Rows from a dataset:
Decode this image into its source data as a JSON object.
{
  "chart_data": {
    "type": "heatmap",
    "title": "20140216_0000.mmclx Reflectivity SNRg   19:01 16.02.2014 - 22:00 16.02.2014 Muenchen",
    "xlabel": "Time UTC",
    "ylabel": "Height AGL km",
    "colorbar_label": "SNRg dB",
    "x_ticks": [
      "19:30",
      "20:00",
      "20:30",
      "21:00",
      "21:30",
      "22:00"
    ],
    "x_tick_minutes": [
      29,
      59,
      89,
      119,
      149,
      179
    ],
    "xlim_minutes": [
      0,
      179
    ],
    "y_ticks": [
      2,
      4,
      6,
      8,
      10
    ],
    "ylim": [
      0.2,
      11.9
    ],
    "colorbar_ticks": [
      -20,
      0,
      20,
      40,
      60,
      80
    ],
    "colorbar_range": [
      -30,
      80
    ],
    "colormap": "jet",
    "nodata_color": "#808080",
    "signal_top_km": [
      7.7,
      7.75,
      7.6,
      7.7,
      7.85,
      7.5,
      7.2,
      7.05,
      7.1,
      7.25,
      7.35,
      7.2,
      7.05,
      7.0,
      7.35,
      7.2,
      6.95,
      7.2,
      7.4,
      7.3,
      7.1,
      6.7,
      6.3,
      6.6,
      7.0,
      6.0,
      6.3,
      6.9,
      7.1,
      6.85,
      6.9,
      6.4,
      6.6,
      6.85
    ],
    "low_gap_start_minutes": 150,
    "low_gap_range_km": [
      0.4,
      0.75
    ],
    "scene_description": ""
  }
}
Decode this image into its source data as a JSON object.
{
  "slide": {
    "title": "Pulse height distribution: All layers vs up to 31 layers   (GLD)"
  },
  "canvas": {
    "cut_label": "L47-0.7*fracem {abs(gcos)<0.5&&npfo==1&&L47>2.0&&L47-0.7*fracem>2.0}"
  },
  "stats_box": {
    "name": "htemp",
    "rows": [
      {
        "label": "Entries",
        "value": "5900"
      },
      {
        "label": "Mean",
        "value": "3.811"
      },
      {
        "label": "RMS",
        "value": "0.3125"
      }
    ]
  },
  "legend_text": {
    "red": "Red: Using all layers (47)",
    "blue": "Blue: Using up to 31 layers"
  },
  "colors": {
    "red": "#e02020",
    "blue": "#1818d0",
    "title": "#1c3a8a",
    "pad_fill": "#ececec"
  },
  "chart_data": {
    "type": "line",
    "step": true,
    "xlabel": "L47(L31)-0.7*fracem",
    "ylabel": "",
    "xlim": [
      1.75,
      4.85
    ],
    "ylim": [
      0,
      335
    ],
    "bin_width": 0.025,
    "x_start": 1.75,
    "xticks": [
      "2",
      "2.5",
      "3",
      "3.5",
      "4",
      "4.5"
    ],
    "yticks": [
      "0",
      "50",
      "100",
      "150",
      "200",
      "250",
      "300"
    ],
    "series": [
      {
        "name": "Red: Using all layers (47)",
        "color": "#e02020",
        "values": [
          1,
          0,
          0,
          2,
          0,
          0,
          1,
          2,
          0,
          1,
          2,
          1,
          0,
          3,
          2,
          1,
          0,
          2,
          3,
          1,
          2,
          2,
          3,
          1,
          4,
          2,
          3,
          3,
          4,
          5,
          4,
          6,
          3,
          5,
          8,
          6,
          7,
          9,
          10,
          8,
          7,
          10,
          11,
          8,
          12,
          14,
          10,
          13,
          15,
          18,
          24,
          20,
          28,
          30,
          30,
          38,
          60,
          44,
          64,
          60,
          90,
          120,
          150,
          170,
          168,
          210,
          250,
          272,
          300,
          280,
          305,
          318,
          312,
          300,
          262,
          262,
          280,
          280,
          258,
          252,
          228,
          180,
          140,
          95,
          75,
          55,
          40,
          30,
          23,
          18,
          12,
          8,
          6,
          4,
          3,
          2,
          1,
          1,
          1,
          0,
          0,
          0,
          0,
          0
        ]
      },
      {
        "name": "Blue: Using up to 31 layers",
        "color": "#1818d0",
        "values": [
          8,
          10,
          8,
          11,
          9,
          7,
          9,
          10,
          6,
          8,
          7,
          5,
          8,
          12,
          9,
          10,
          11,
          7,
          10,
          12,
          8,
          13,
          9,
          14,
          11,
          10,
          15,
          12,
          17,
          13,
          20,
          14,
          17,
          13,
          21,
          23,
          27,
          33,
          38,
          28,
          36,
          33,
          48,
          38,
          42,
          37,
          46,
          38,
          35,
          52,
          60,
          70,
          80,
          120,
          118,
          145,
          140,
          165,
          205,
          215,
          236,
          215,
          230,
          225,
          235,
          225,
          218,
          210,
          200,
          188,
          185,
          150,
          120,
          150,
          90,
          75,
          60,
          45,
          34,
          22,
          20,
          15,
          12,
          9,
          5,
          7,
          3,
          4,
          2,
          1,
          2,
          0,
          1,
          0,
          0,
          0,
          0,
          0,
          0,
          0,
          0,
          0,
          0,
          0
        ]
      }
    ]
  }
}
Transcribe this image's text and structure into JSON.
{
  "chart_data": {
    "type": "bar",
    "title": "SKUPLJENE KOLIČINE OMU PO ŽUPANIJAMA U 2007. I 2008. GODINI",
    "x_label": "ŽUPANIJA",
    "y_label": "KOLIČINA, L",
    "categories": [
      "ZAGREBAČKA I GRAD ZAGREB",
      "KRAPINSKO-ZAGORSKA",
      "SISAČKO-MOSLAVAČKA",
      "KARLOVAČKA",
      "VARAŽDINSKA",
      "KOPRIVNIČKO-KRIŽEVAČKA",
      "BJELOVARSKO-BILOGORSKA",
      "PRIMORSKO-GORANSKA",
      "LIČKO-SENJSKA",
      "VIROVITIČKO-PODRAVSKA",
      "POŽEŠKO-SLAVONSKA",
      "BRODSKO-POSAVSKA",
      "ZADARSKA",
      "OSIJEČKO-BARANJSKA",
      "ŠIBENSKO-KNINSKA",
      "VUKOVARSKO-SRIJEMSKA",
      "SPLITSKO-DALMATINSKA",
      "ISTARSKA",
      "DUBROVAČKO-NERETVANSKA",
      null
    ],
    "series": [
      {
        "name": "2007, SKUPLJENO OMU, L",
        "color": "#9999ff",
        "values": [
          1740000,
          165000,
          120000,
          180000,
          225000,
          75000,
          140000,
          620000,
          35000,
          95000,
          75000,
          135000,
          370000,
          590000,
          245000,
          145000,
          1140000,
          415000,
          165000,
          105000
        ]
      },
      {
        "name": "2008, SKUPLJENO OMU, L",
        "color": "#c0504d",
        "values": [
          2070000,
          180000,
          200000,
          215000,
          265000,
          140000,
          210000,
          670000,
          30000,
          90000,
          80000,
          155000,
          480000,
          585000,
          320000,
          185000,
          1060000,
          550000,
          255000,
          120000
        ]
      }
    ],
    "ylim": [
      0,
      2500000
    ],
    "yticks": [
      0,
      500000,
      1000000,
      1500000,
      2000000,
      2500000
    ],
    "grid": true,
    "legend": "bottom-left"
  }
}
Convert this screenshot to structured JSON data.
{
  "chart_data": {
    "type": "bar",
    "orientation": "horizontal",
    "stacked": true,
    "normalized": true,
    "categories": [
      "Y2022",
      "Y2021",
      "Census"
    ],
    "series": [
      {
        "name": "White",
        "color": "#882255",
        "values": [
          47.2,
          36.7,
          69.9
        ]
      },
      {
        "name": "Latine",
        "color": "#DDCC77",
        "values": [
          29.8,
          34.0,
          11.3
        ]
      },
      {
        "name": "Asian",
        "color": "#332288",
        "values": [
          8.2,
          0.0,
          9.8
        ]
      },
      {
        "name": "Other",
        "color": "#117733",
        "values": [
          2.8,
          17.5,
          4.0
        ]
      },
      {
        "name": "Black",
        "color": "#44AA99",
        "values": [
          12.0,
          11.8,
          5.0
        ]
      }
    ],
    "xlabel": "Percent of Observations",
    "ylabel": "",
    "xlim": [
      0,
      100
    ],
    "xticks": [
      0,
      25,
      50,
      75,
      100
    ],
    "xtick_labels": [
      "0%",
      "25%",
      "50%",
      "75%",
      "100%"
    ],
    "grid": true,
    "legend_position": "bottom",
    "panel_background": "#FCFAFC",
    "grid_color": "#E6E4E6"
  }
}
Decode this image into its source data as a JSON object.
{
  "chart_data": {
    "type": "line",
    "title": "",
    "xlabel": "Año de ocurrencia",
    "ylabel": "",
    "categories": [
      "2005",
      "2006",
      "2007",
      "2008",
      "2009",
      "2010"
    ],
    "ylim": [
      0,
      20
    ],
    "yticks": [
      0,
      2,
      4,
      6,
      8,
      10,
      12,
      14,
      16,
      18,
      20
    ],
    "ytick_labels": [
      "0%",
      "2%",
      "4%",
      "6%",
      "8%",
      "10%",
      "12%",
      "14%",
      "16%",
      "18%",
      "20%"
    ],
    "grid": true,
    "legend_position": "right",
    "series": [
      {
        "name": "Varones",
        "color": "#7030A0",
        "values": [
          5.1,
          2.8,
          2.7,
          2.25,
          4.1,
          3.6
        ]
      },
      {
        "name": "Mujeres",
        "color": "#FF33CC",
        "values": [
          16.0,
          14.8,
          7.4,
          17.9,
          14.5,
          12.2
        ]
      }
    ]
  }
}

» **Written task**
Say the number of lines in the listing that hold "name", with no added words.

» **Full output**
12